▶ **GIVEN REQUEST**: Each record below should be output verbatim, without pictures.

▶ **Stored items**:
○ ○ ○

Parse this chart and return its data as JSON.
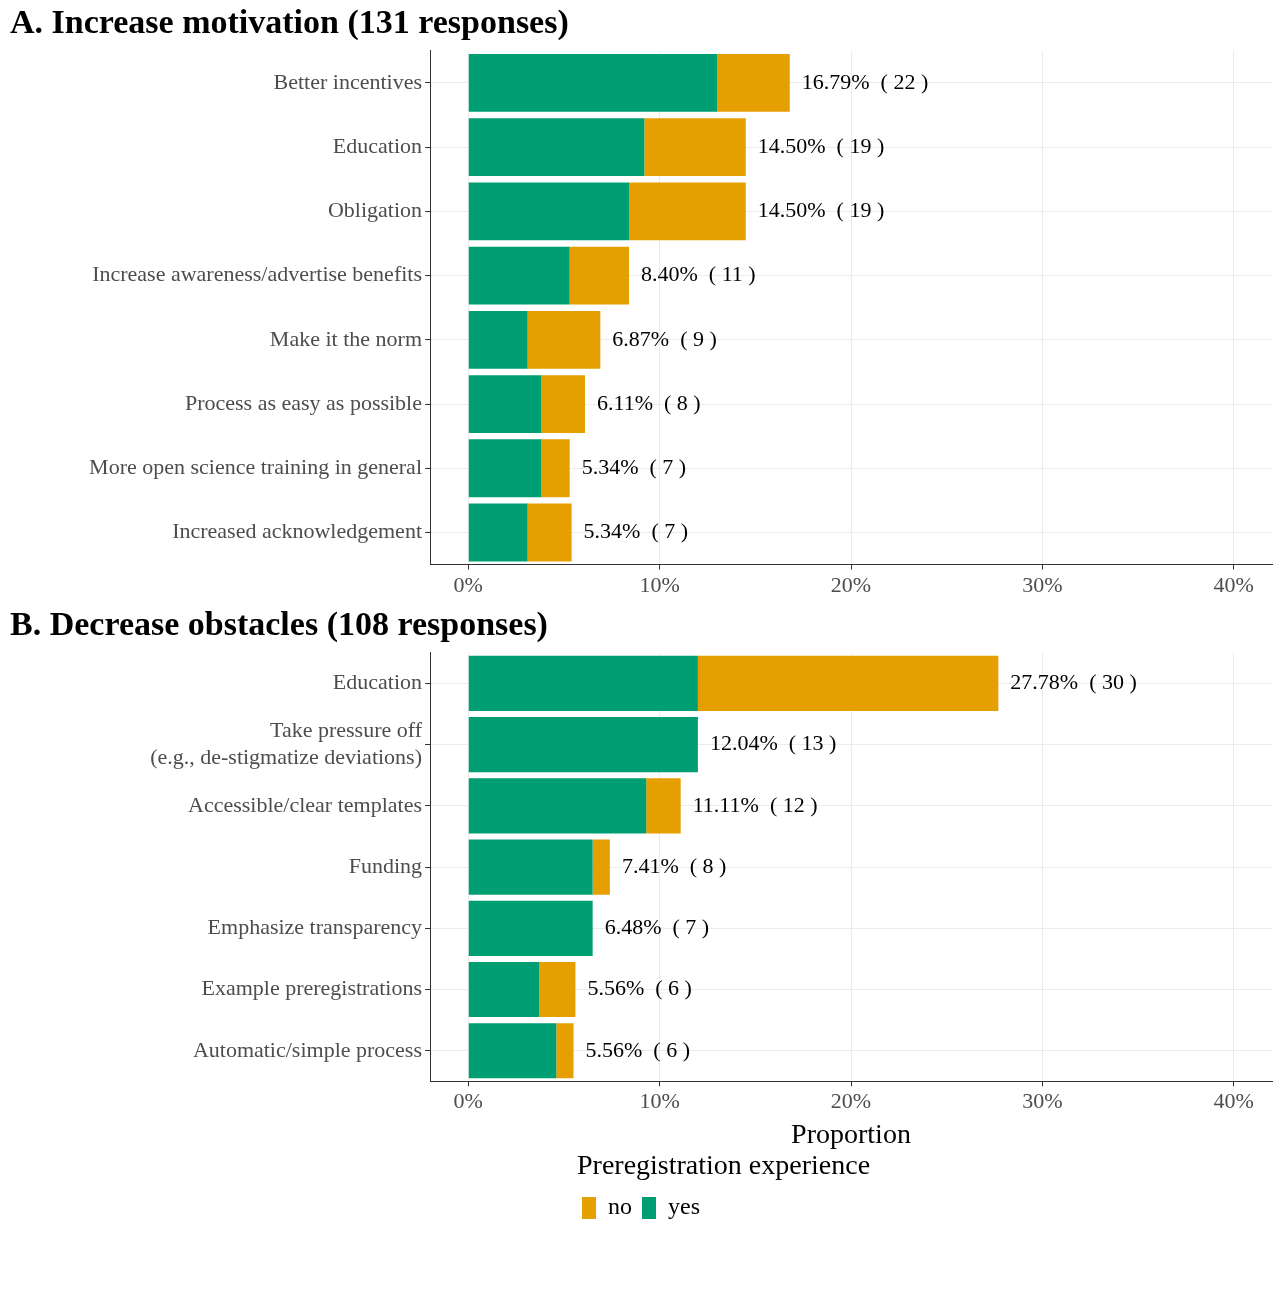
{
  "chart_data": [
    {
      "type": "bar",
      "orientation": "horizontal",
      "stacked": true,
      "title": "A. Increase motivation (131 responses)",
      "categories": [
        "Better incentives",
        "Education",
        "Obligation",
        "Increase awareness/advertise benefits",
        "Make it the norm",
        "Process as easy as possible",
        "More open science training in general",
        "Increased acknowledgement"
      ],
      "series": [
        {
          "color": "#009e73",
          "values": [
            13.0,
            9.2,
            8.4,
            5.3,
            3.1,
            3.8,
            3.8,
            3.1
          ]
        },
        {
          "color": "#e69f00",
          "values": [
            3.8,
            5.3,
            6.1,
            3.1,
            3.8,
            2.3,
            1.5,
            2.3
          ]
        }
      ],
      "totals": [
        "16.79%  ( 22 )",
        "14.50%  ( 19 )",
        "14.50%  ( 19 )",
        "8.40%  ( 11 )",
        "6.87%  ( 9 )",
        "6.11%  ( 8 )",
        "5.34%  ( 7 )",
        "5.34%  ( 7 )"
      ],
      "xlim": [
        -2,
        42
      ],
      "xticks": [
        {
          "value": 0,
          "label": "0%"
        },
        {
          "value": 10,
          "label": "10%"
        },
        {
          "value": 20,
          "label": "20%"
        },
        {
          "value": 30,
          "label": "30%"
        },
        {
          "value": 40,
          "label": "40%"
        }
      ],
      "grid": true,
      "legend": false
    },
    {
      "type": "bar",
      "orientation": "horizontal",
      "stacked": true,
      "title": "B. Decrease obstacles (108 responses)",
      "xlabel": "Proportion",
      "legend_title": "Preregistration experience",
      "categories": [
        "Education",
        "Take pressure off\n(e.g., de-stigmatize deviations)",
        "Accessible/clear templates",
        "Funding",
        "Emphasize transparency",
        "Example preregistrations",
        "Automatic/simple process"
      ],
      "series": [
        {
          "name": "yes",
          "color": "#009e73",
          "values": [
            12.0,
            12.0,
            9.3,
            6.5,
            6.5,
            3.7,
            4.6
          ]
        },
        {
          "name": "no",
          "color": "#e69f00",
          "values": [
            15.7,
            0,
            1.8,
            0.9,
            0,
            1.9,
            0.9
          ]
        }
      ],
      "totals": [
        "27.78%  ( 30 )",
        "12.04%  ( 13 )",
        "11.11%  ( 12 )",
        "7.41%  ( 8 )",
        "6.48%  ( 7 )",
        "5.56%  ( 6 )",
        "5.56%  ( 6 )"
      ],
      "xlim": [
        -2,
        42
      ],
      "xticks": [
        {
          "value": 0,
          "label": "0%"
        },
        {
          "value": 10,
          "label": "10%"
        },
        {
          "value": 20,
          "label": "20%"
        },
        {
          "value": 30,
          "label": "30%"
        },
        {
          "value": 40,
          "label": "40%"
        }
      ],
      "grid": true,
      "legend": "bottom"
    }
  ]
}
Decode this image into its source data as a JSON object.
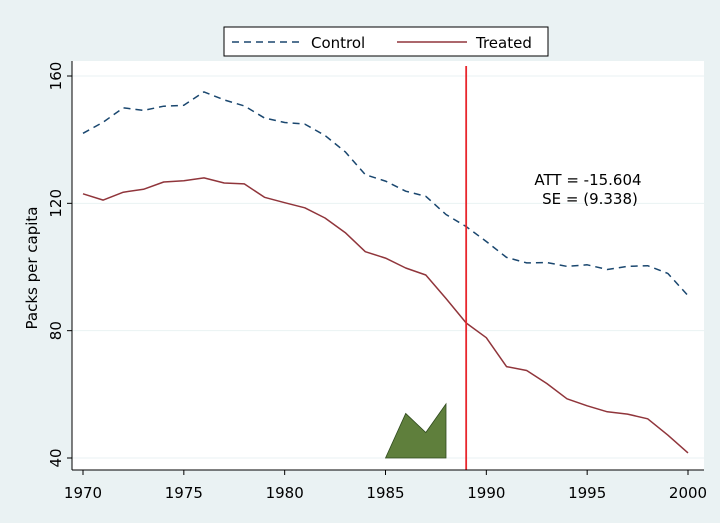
{
  "chart_data": {
    "type": "line",
    "xlabel": "",
    "ylabel": "Packs per capita",
    "xlim": [
      1970,
      2000
    ],
    "ylim": [
      40,
      160
    ],
    "x_ticks": [
      1970,
      1975,
      1980,
      1985,
      1990,
      1995,
      2000
    ],
    "y_ticks": [
      40,
      80,
      120,
      160
    ],
    "grid": "horizontal",
    "legend_position": "top-center",
    "years": [
      1970,
      1971,
      1972,
      1973,
      1974,
      1975,
      1976,
      1977,
      1978,
      1979,
      1980,
      1981,
      1982,
      1983,
      1984,
      1985,
      1986,
      1987,
      1988,
      1989,
      1990,
      1991,
      1992,
      1993,
      1994,
      1995,
      1996,
      1997,
      1998,
      1999,
      2000
    ],
    "series": [
      {
        "name": "Control",
        "style": "dashed",
        "color": "#1a476f",
        "values": [
          142.0,
          145.5,
          150.0,
          149.2,
          150.5,
          150.8,
          155.0,
          152.5,
          150.6,
          146.8,
          145.4,
          144.9,
          141.3,
          136.2,
          129.0,
          127.0,
          123.8,
          122.2,
          116.5,
          112.7,
          108.0,
          103.0,
          101.3,
          101.4,
          100.2,
          100.7,
          99.2,
          100.2,
          100.4,
          98.0,
          91.0
        ]
      },
      {
        "name": "Treated",
        "style": "solid",
        "color": "#90353b",
        "values": [
          123.0,
          121.0,
          123.5,
          124.4,
          126.7,
          127.1,
          128.0,
          126.4,
          126.1,
          121.9,
          120.2,
          118.6,
          115.4,
          110.8,
          104.8,
          102.8,
          99.7,
          97.5,
          90.1,
          82.4,
          77.8,
          68.7,
          67.5,
          63.4,
          58.6,
          56.4,
          54.5,
          53.8,
          52.3,
          47.2,
          41.6
        ]
      }
    ],
    "treatment_year": 1989,
    "treatment_line_color": "#e8262c",
    "annotation": {
      "att": "ATT = -15.604",
      "se": "SE = (9.338)",
      "anchor_x": 1991.0,
      "anchor_y": 119
    },
    "area": {
      "color": "#5f7f3c",
      "base": 40,
      "points": [
        [
          1985,
          40
        ],
        [
          1986,
          54
        ],
        [
          1987,
          48
        ],
        [
          1988,
          57
        ],
        [
          1988,
          40
        ]
      ]
    }
  }
}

○ ○ ○

▶ **CORRECT ANSWER**:
Parse this chart and return its data as JSON.
{
  "chart_data": [
    {
      "type": "bar",
      "orientation": "horizontal",
      "stacked": true,
      "title": "A. Increase motivation (131 responses)",
      "categories": [
        "Better incentives",
        "Education",
        "Obligation",
        "Increase awareness/advertise benefits",
        "Make it the norm",
        "Process as easy as possible",
        "More open science training in general",
        "Increased acknowledgement"
      ],
      "series": [
        {
          "color": "#009e73",
          "values": [
            13.0,
            9.2,
            8.4,
            5.3,
            3.1,
            3.8,
            3.8,
            3.1
          ]
        },
        {
          "color": "#e69f00",
          "values": [
            3.8,
            5.3,
            6.1,
            3.1,
            3.8,
            2.3,
            1.5,
            2.3
          ]
        }
      ],
      "totals": [
        "16.79%  ( 22 )",
        "14.50%  ( 19 )",
        "14.50%  ( 19 )",
        "8.40%  ( 11 )",
        "6.87%  ( 9 )",
        "6.11%  ( 8 )",
        "5.34%  ( 7 )",
        "5.34%  ( 7 )"
      ],
      "xlim": [
        -2,
        42
      ],
      "xticks": [
        {
          "value": 0,
          "label": "0%"
        },
        {
          "value": 10,
          "label": "10%"
        },
        {
          "value": 20,
          "label": "20%"
        },
        {
          "value": 30,
          "label": "30%"
        },
        {
          "value": 40,
          "label": "40%"
        }
      ],
      "grid": true,
      "legend": false
    },
    {
      "type": "bar",
      "orientation": "horizontal",
      "stacked": true,
      "title": "B. Decrease obstacles (108 responses)",
      "xlabel": "Proportion",
      "legend_title": "Preregistration experience",
      "categories": [
        "Education",
        "Take pressure off\n(e.g., de-stigmatize deviations)",
        "Accessible/clear templates",
        "Funding",
        "Emphasize transparency",
        "Example preregistrations",
        "Automatic/simple process"
      ],
      "series": [
        {
          "name": "yes",
          "color": "#009e73",
          "values": [
            12.0,
            12.0,
            9.3,
            6.5,
            6.5,
            3.7,
            4.6
          ]
        },
        {
          "name": "no",
          "color": "#e69f00",
          "values": [
            15.7,
            0,
            1.8,
            0.9,
            0,
            1.9,
            0.9
          ]
        }
      ],
      "totals": [
        "27.78%  ( 30 )",
        "12.04%  ( 13 )",
        "11.11%  ( 12 )",
        "7.41%  ( 8 )",
        "6.48%  ( 7 )",
        "5.56%  ( 6 )",
        "5.56%  ( 6 )"
      ],
      "xlim": [
        -2,
        42
      ],
      "xticks": [
        {
          "value": 0,
          "label": "0%"
        },
        {
          "value": 10,
          "label": "10%"
        },
        {
          "value": 20,
          "label": "20%"
        },
        {
          "value": 30,
          "label": "30%"
        },
        {
          "value": 40,
          "label": "40%"
        }
      ],
      "grid": true,
      "legend": "bottom"
    }
  ]
}
Decode this image into its source data as a JSON object.
{
  "chart_data": {
    "type": "line",
    "xlabel": "",
    "ylabel": "Packs per capita",
    "xlim": [
      1970,
      2000
    ],
    "ylim": [
      40,
      160
    ],
    "x_ticks": [
      1970,
      1975,
      1980,
      1985,
      1990,
      1995,
      2000
    ],
    "y_ticks": [
      40,
      80,
      120,
      160
    ],
    "grid": "horizontal",
    "legend_position": "top-center",
    "years": [
      1970,
      1971,
      1972,
      1973,
      1974,
      1975,
      1976,
      1977,
      1978,
      1979,
      1980,
      1981,
      1982,
      1983,
      1984,
      1985,
      1986,
      1987,
      1988,
      1989,
      1990,
      1991,
      1992,
      1993,
      1994,
      1995,
      1996,
      1997,
      1998,
      1999,
      2000
    ],
    "series": [
      {
        "name": "Control",
        "style": "dashed",
        "color": "#1a476f",
        "values": [
          142.0,
          145.5,
          150.0,
          149.2,
          150.5,
          150.8,
          155.0,
          152.5,
          150.6,
          146.8,
          145.4,
          144.9,
          141.3,
          136.2,
          129.0,
          127.0,
          123.8,
          122.2,
          116.5,
          112.7,
          108.0,
          103.0,
          101.3,
          101.4,
          100.2,
          100.7,
          99.2,
          100.2,
          100.4,
          98.0,
          91.0
        ]
      },
      {
        "name": "Treated",
        "style": "solid",
        "color": "#90353b",
        "values": [
          123.0,
          121.0,
          123.5,
          124.4,
          126.7,
          127.1,
          128.0,
          126.4,
          126.1,
          121.9,
          120.2,
          118.6,
          115.4,
          110.8,
          104.8,
          102.8,
          99.7,
          97.5,
          90.1,
          82.4,
          77.8,
          68.7,
          67.5,
          63.4,
          58.6,
          56.4,
          54.5,
          53.8,
          52.3,
          47.2,
          41.6
        ]
      }
    ],
    "treatment_year": 1989,
    "treatment_line_color": "#e8262c",
    "annotation": {
      "att": "ATT = -15.604",
      "se": "SE = (9.338)",
      "anchor_x": 1991.0,
      "anchor_y": 119
    },
    "area": {
      "color": "#5f7f3c",
      "base": 40,
      "points": [
        [
          1985,
          40
        ],
        [
          1986,
          54
        ],
        [
          1987,
          48
        ],
        [
          1988,
          57
        ],
        [
          1988,
          40
        ]
      ]
    }
  }
}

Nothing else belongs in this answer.